Records to process:

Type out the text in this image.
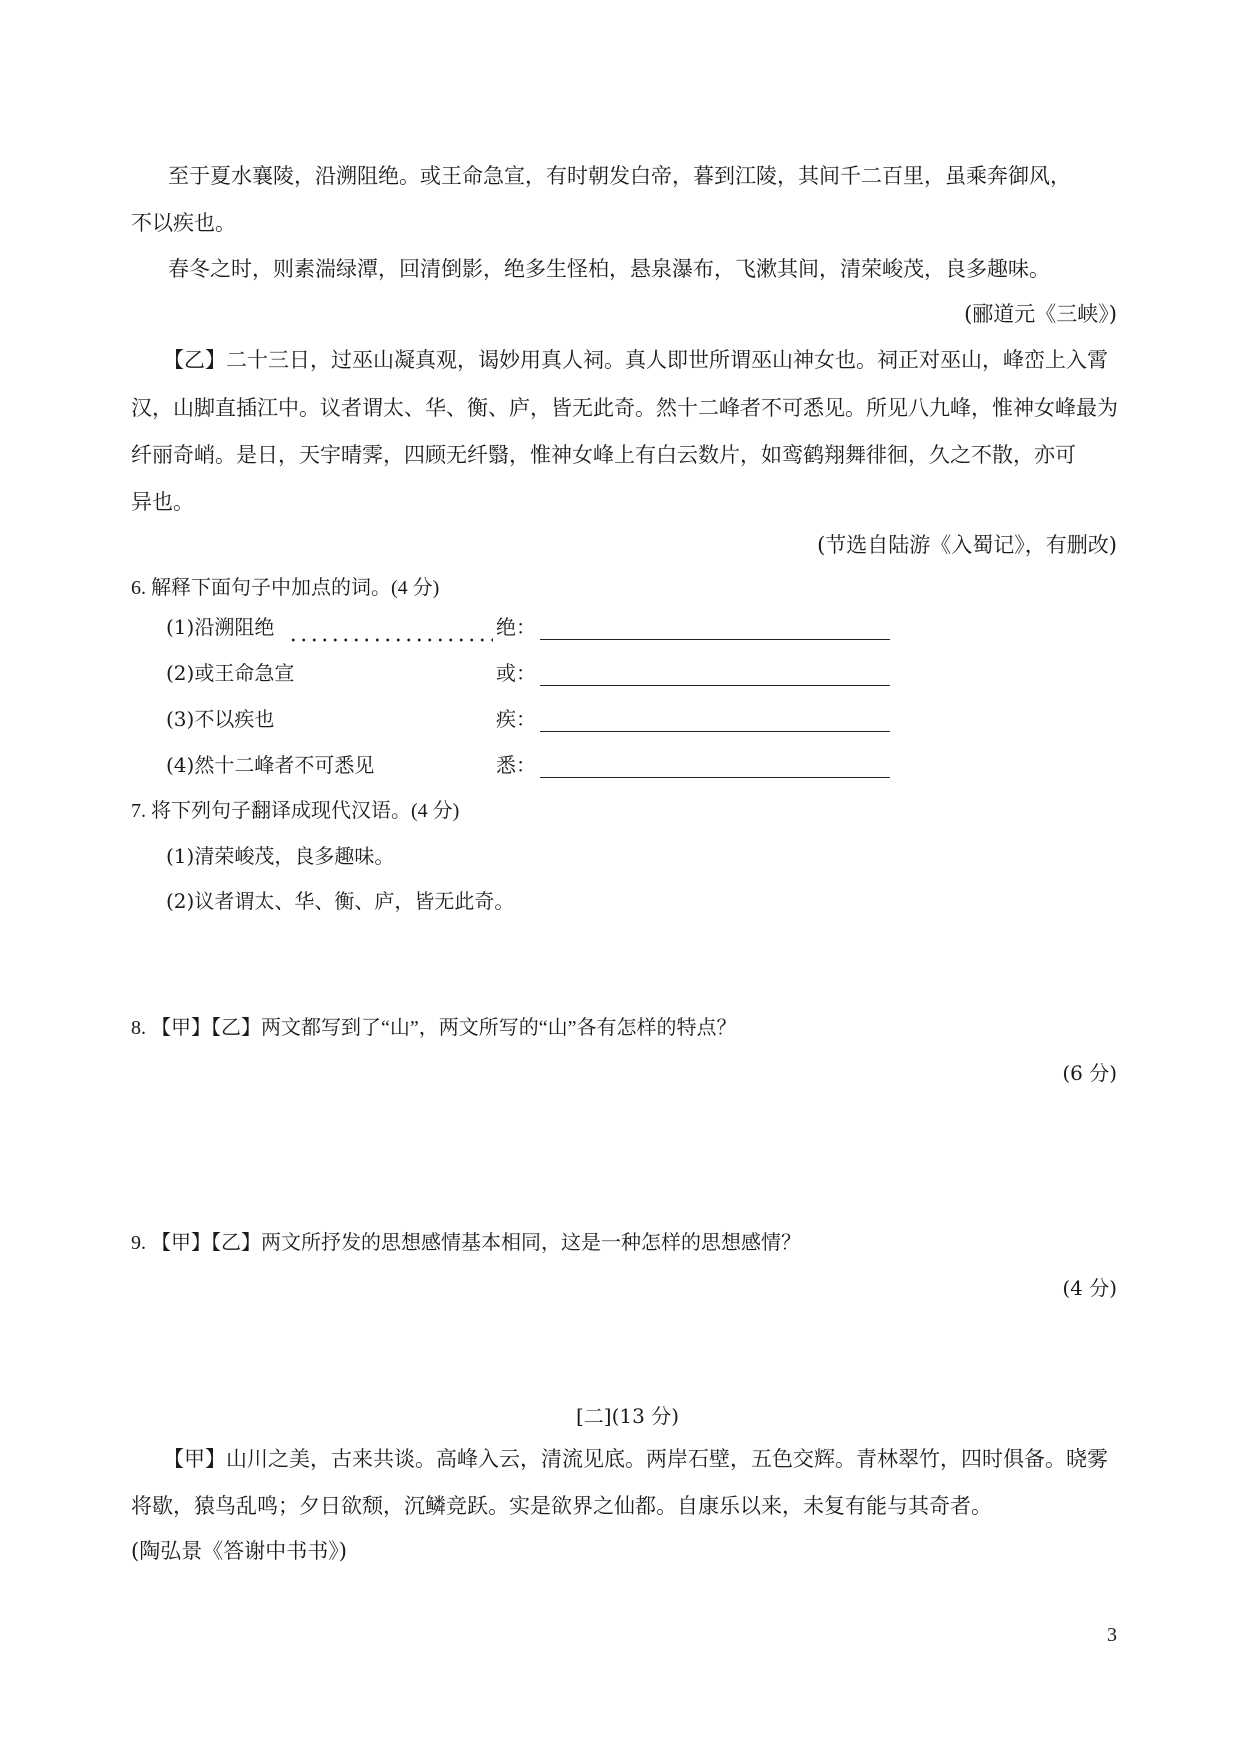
至于夏水襄陵，沿溯阻绝。或王命急宣，有时朝发白帝，暮到江陵，其间千二百里，虽乘奔御风，

不以疾也。

春冬之时，则素湍绿潭，回清倒影，绝多生怪柏，悬泉瀑布，飞漱其间，清荣峻茂，良多趣味。

(郦道元《三峡》)

【乙】二十三日，过巫山凝真观，谒妙用真人祠。真人即世所谓巫山神女也。祠正对巫山，峰峦上入霄

汉，山脚直插江中。议者谓太、华、衡、庐，皆无此奇。然十二峰者不可悉见。所见八九峰，惟神女峰最为

纤丽奇峭。是日，天宇晴霁，四顾无纤翳，惟神女峰上有白云数片，如鸾鹤翔舞徘徊，久之不散，亦可

异也。

(节选自陆游《入蜀记》，有删改)

6. 解释下面句子中加点的词。(4 分)

(1)沿溯阻绝	绝：
(2)或王命急宣	或：
(3)不以疾也	疾：
(4)然十二峰者不可悉见	悉：

7. 将下列句子翻译成现代汉语。(4 分)

(1)清荣峻茂，良多趣味。

(2)议者谓太、华、衡、庐，皆无此奇。

8. 【甲】【乙】两文都写到了“山”，两文所写的“山”各有怎样的特点？

(6 分)

9. 【甲】【乙】两文所抒发的思想感情基本相同，这是一种怎样的思想感情？

(4 分)

[二](13 分)

【甲】山川之美，古来共谈。高峰入云，清流见底。两岸石壁，五色交辉。青林翠竹，四时俱备。晓雾

将歇，猿鸟乱鸣；夕日欲颓，沉鳞竞跃。实是欲界之仙都。自康乐以来，未复有能与其奇者。

(陶弘景《答谢中书书》)

3
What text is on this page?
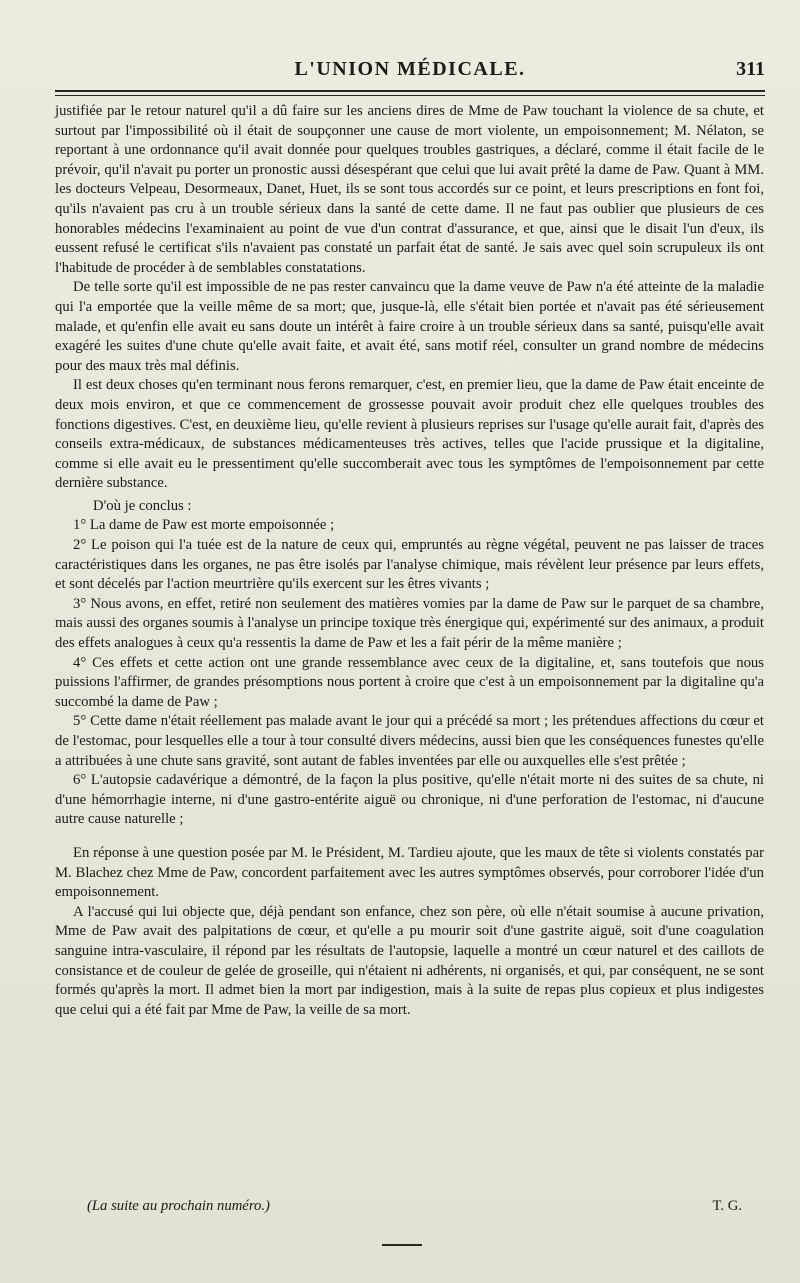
L'UNION MÉDICALE.	311

justifiée par le retour naturel qu'il a dû faire sur les anciens dires de Mme de Paw touchant la violence de sa chute, et surtout par l'impossibilité où il était de soupçonner une cause de mort violente, un empoisonnement; M. Nélaton, se reportant à une ordonnance qu'il avait donnée pour quelques troubles gastriques, a déclaré, comme il était facile de le prévoir, qu'il n'avait pu porter un pronostic aussi désespérant que celui que lui avait prêté la dame de Paw. Quant à MM. les docteurs Velpeau, Desormeaux, Danet, Huet, ils se sont tous accordés sur ce point, et leurs prescriptions en font foi, qu'ils n'avaient pas cru à un trouble sérieux dans la santé de cette dame. Il ne faut pas oublier que plusieurs de ces honorables médecins l'examinaient au point de vue d'un contrat d'assurance, et que, ainsi que le disait l'un d'eux, ils eussent refusé le certificat s'ils n'avaient pas constaté un parfait état de santé. Je sais avec quel soin scrupuleux ils ont l'habitude de procéder à de semblables constatations.

De telle sorte qu'il est impossible de ne pas rester canvaincu que la dame veuve de Paw n'a été atteinte de la maladie qui l'a emportée que la veille même de sa mort; que, jusque-là, elle s'était bien portée et n'avait pas été sérieusement malade, et qu'enfin elle avait eu sans doute un intérêt à faire croire à un trouble sérieux dans sa santé, puisqu'elle avait exagéré les suites d'une chute qu'elle avait faite, et avait été, sans motif réel, consulter un grand nombre de médecins pour des maux très mal définis.

Il est deux choses qu'en terminant nous ferons remarquer, c'est, en premier lieu, que la dame de Paw était enceinte de deux mois environ, et que ce commencement de grossesse pouvait avoir produit chez elle quelques troubles des fonctions digestives. C'est, en deuxième lieu, qu'elle revient à plusieurs reprises sur l'usage qu'elle aurait fait, d'après des conseils extra-médicaux, de substances médicamenteuses très actives, telles que l'acide prussique et la digitaline, comme si elle avait eu le pressentiment qu'elle succomberait avec tous les symptômes de l'empoisonnement par cette dernière substance.

D'où je conclus :

1° La dame de Paw est morte empoisonnée ;

2° Le poison qui l'a tuée est de la nature de ceux qui, empruntés au règne végétal, peuvent ne pas laisser de traces caractéristiques dans les organes, ne pas être isolés par l'analyse chimique, mais révèlent leur présence par leurs effets, et sont décelés par l'action meurtrière qu'ils exercent sur les êtres vivants ;

3° Nous avons, en effet, retiré non seulement des matières vomies par la dame de Paw sur le parquet de sa chambre, mais aussi des organes soumis à l'analyse un principe toxique très énergique qui, expérimenté sur des animaux, a produit des effets analogues à ceux qu'a ressentis la dame de Paw et les a fait périr de la même manière ;

4° Ces effets et cette action ont une grande ressemblance avec ceux de la digitaline, et, sans toutefois que nous puissions l'affirmer, de grandes présomptions nous portent à croire que c'est à un empoisonnement par la digitaline qu'a succombé la dame de Paw ;

5° Cette dame n'était réellement pas malade avant le jour qui a précédé sa mort ; les prétendues affections du cœur et de l'estomac, pour lesquelles elle a tour à tour consulté divers médecins, aussi bien que les conséquences funestes qu'elle a attribuées à une chute sans gravité, sont autant de fables inventées par elle ou auxquelles elle s'est prêtée ;

6° L'autopsie cadavérique a démontré, de la façon la plus positive, qu'elle n'était morte ni des suites de sa chute, ni d'une hémorrhagie interne, ni d'une gastro-entérite aiguë ou chronique, ni d'une perforation de l'estomac, ni d'aucune autre cause naturelle ;

En réponse à une question posée par M. le Président, M. Tardieu ajoute, que les maux de tête si violents constatés par M. Blachez chez Mme de Paw, concordent parfaitement avec les autres symptômes observés, pour corroborer l'idée d'un empoisonnement.

A l'accusé qui lui objecte que, déjà pendant son enfance, chez son père, où elle n'était soumise à aucune privation, Mme de Paw avait des palpitations de cœur, et qu'elle a pu mourir soit d'une gastrite aiguë, soit d'une coagulation sanguine intra-vasculaire, il répond par les résultats de l'autopsie, laquelle a montré un cœur naturel et des caillots de consistance et de couleur de gelée de groseille, qui n'étaient ni adhérents, ni organisés, et qui, par conséquent, ne se sont formés qu'après la mort. Il admet bien la mort par indigestion, mais à la suite de repas plus copieux et plus indigestes que celui qui a été fait par Mme de Paw, la veille de sa mort.

(La suite au prochain numéro.)	T. G.
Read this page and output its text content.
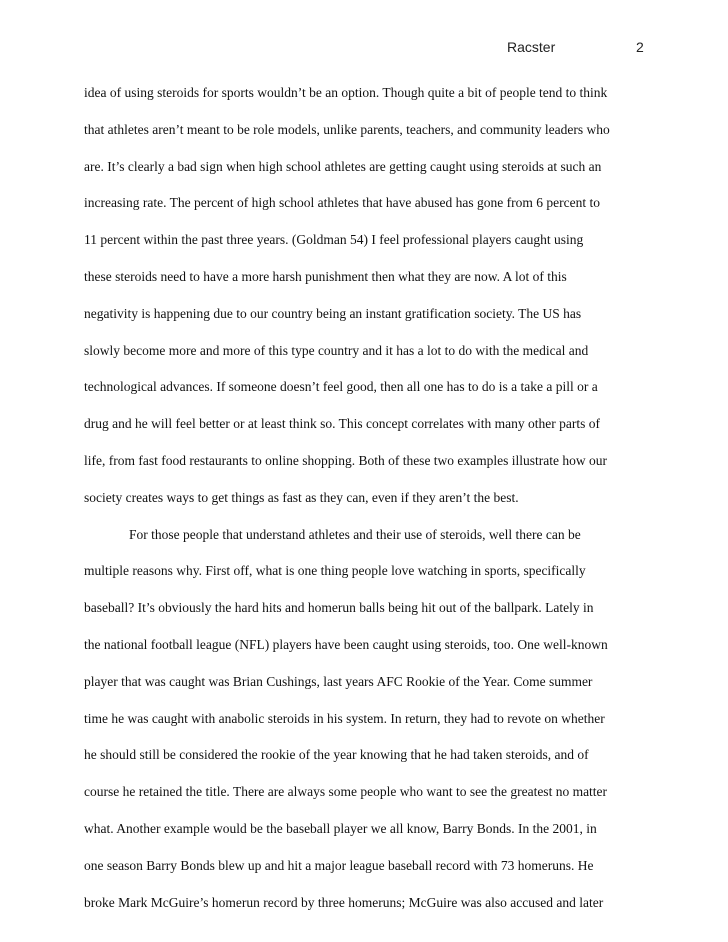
Racster	2
idea of using steroids for sports wouldn’t be an option. Though quite a bit of people tend to think
that athletes aren’t meant to be role models, unlike parents, teachers, and community leaders who
are. It’s clearly a bad sign when high school athletes are getting caught using steroids at such an
increasing rate. The percent of high school athletes that have abused has gone from 6 percent to
11 percent within the past three years. (Goldman 54) I feel professional players caught using
these steroids need to have a more harsh punishment then what they are now. A lot of this
negativity is happening due to our country being an instant gratification society. The US has
slowly become more and more of this type country and it has a lot to do with the medical and
technological advances. If someone doesn’t feel good, then all one has to do is a take a pill or a
drug and he will feel better or at least think so. This concept correlates with many other parts of
life, from fast food restaurants to online shopping. Both of these two examples illustrate how our
society creates ways to get things as fast as they can, even if they aren’t the best.
For those people that understand athletes and their use of steroids, well there can be
multiple reasons why. First off, what is one thing people love watching in sports, specifically
baseball? It’s obviously the hard hits and homerun balls being hit out of the ballpark. Lately in
the national football league (NFL) players have been caught using steroids, too. One well-known
player that was caught was Brian Cushings, last years AFC Rookie of the Year. Come summer
time he was caught with anabolic steroids in his system. In return, they had to revote on whether
he should still be considered the rookie of the year knowing that he had taken steroids, and of
course he retained the title. There are always some people who want to see the greatest no matter
what. Another example would be the baseball player we all know, Barry Bonds. In the 2001, in
one season Barry Bonds blew up and hit a major league baseball record with 73 homeruns. He
broke Mark McGuire’s homerun record by three homeruns; McGuire was also accused and later
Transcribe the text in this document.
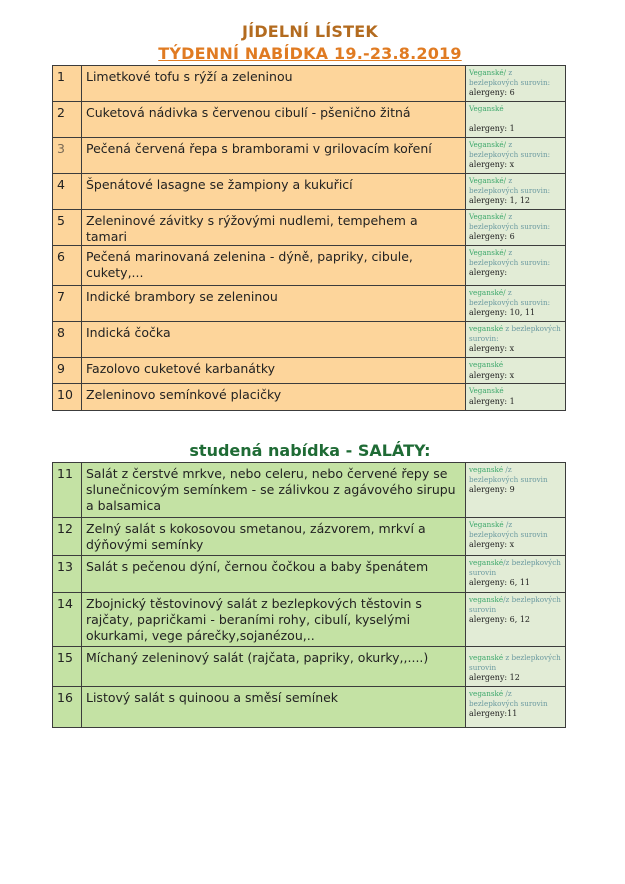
JÍDELNÍ LÍSTEK
TÝDENNÍ NABÍDKA 19.-23.8.2019
1	Limetkové tofu s rýží a zeleninou	Veganské/ z bezlepkových surovin:
alergeny: 6

2	Cuketová nádivka s červenou cibulí - pšenično žitná	Veganské
alergeny: 1

3	Pečená červená řepa s bramborami v grilovacím koření	Veganské/ z bezlepkových surovin:
alergeny: x

4	Špenátové lasagne se žampiony a kukuřicí	Veganské/ z bezlepkových surovin:
alergeny: 1, 12

5	Zeleninové závitky s rýžovými nudlemi, tempehem a tamari	Veganské/ z bezlepkových surovin:
alergeny: 6

6	Pečená marinovaná zelenina - dýně, papriky, cibule, cukety,...	Veganské/ z bezlepkových surovin:
alergeny:

7	Indické brambory se zeleninou	veganské/ z bezlepkových surovin:
alergeny: 10, 11

8	Indická čočka	veganské z bezlepkových surovin:
alergeny: x

9	Fazolovo cuketové karbanátky	veganské
alergeny: x

10	Zeleninovo semínkové placičky	Veganské
alergeny: 1
studená nabídka - SALÁTY:
11	Salát z čerstvé mrkve, nebo celeru, nebo červené řepy se slunečnicovým semínkem - se zálivkou z agávového sirupu a balsamica	veganské /z bezlepkových surovin
alergeny: 9

12	Zelný salát s kokosovou smetanou, zázvorem, mrkví a dýňovými semínky	Veganské /z bezlepkových surovin
alergeny: x

13	Salát s pečenou dýní, černou čočkou a baby špenátem	veganské/z bezlepkových surovin
alergeny: 6, 11

14	Zbojnický těstovinový salát z bezlepkových těstovin s rajčaty, papričkami - beraními rohy, cibulí, kyselými okurkami, vege párečky,sojanézou,..	veganské/z bezlepkových surovin
alergeny: 6, 12

15	Míchaný zeleninový salát (rajčata, papriky, okurky,,....)	veganské z bezlepkových surovin
alergeny: 12

16	Listový salát s quinoou a směsí semínek	veganské /z bezlepkových surovin
alergeny:11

Stated task:
From the entries above, extract each line containing "sports".

Output below:
idea of using steroids for sports wouldn’t be an option. Though quite a bit of people tend to think
multiple reasons why. First off, what is one thing people love watching in sports, specifically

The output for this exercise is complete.